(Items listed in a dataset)
_ _ _ _ _

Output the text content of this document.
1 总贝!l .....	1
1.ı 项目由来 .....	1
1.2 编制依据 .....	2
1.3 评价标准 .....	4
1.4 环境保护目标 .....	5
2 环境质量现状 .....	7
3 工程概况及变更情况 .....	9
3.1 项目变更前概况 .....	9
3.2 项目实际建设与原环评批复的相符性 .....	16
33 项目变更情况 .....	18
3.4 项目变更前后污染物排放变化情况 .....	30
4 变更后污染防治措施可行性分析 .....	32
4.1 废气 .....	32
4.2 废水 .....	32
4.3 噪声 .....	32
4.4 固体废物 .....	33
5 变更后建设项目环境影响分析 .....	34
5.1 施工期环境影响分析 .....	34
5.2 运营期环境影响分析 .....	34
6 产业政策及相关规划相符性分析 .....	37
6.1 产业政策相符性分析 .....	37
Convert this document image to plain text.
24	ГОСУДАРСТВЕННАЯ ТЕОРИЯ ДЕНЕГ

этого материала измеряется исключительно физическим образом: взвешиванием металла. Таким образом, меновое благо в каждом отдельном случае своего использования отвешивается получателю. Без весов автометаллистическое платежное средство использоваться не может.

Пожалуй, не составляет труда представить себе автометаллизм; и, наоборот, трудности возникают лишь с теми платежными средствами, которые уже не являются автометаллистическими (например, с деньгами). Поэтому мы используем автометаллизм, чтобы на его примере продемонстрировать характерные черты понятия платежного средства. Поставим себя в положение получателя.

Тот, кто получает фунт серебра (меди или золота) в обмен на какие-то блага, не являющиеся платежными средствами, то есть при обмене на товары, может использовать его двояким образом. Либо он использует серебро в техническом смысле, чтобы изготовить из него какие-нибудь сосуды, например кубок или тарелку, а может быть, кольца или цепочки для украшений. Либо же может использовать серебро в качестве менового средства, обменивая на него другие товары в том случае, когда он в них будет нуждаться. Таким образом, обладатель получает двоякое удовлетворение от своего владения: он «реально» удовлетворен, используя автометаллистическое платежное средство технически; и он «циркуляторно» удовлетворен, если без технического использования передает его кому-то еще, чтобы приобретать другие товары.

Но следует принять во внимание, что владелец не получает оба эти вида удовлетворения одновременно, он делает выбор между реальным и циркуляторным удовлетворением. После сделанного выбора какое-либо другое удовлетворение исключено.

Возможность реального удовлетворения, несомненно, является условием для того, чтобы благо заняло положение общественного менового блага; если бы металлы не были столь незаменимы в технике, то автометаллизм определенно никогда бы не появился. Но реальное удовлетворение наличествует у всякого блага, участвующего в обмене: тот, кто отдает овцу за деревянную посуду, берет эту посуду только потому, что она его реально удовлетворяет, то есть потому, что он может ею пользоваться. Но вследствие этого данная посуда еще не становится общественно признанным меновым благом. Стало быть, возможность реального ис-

_ _ _ _ _

Your instructions
Each line of the material should be echoed exactly.

Response
Output the text content of this document.
1 总贝!l .....	1
1.ı 项目由来 .....	1
1.2 编制依据 .....	2
1.3 评价标准 .....	4
1.4 环境保护目标 .....	5
2 环境质量现状 .....	7
3 工程概况及变更情况 .....	9
3.1 项目变更前概况 .....	9
3.2 项目实际建设与原环评批复的相符性 .....	16
33 项目变更情况 .....	18
3.4 项目变更前后污染物排放变化情况 .....	30
4 变更后污染防治措施可行性分析 .....	32
4.1 废气 .....	32
4.2 废水 .....	32
4.3 噪声 .....	32
4.4 固体废物 .....	33
5 变更后建设项目环境影响分析 .....	34
5.1 施工期环境影响分析 .....	34
5.2 运营期环境影响分析 .....	34
6 产业政策及相关规划相符性分析 .....	37
6.1 产业政策相符性分析 .....	37
Convert this document image to plain text.
24	ГОСУДАРСТВЕННАЯ ТЕОРИЯ ДЕНЕГ

этого материала измеряется исключительно физическим образом: взвешиванием металла. Таким образом, меновое благо в каждом отдельном случае своего использования отвешивается получателю. Без весов автометаллистическое платежное средство использоваться не может.

Пожалуй, не составляет труда представить себе автометаллизм; и, наоборот, трудности возникают лишь с теми платежными средствами, которые уже не являются автометаллистическими (например, с деньгами). Поэтому мы используем автометаллизм, чтобы на его примере продемонстрировать характерные черты понятия платежного средства. Поставим себя в положение получателя.

Тот, кто получает фунт серебра (меди или золота) в обмен на какие-то блага, не являющиеся платежными средствами, то есть при обмене на товары, может использовать его двояким образом. Либо он использует серебро в техническом смысле, чтобы изготовить из него какие-нибудь сосуды, например кубок или тарелку, а может быть, кольца или цепочки для украшений. Либо же может использовать серебро в качестве менового средства, обменивая на него другие товары в том случае, когда он в них будет нуждаться. Таким образом, обладатель получает двоякое удовлетворение от своего владения: он «реально» удовлетворен, используя автометаллистическое платежное средство технически; и он «циркуляторно» удовлетворен, если без технического использования передает его кому-то еще, чтобы приобретать другие товары.

Но следует принять во внимание, что владелец не получает оба эти вида удовлетворения одновременно, он делает выбор между реальным и циркуляторным удовлетворением. После сделанного выбора какое-либо другое удовлетворение исключено.

Возможность реального удовлетворения, несомненно, является условием для того, чтобы благо заняло положение общественного менового блага; если бы металлы не были столь незаменимы в технике, то автометаллизм определенно никогда бы не появился. Но реальное удовлетворение наличествует у всякого блага, участвующего в обмене: тот, кто отдает овцу за деревянную посуду, берет эту посуду только потому, что она его реально удовлетворяет, то есть потому, что он может ею пользоваться. Но вследствие этого данная посуда еще не становится общественно признанным меновым благом. Стало быть, возможность реального ис-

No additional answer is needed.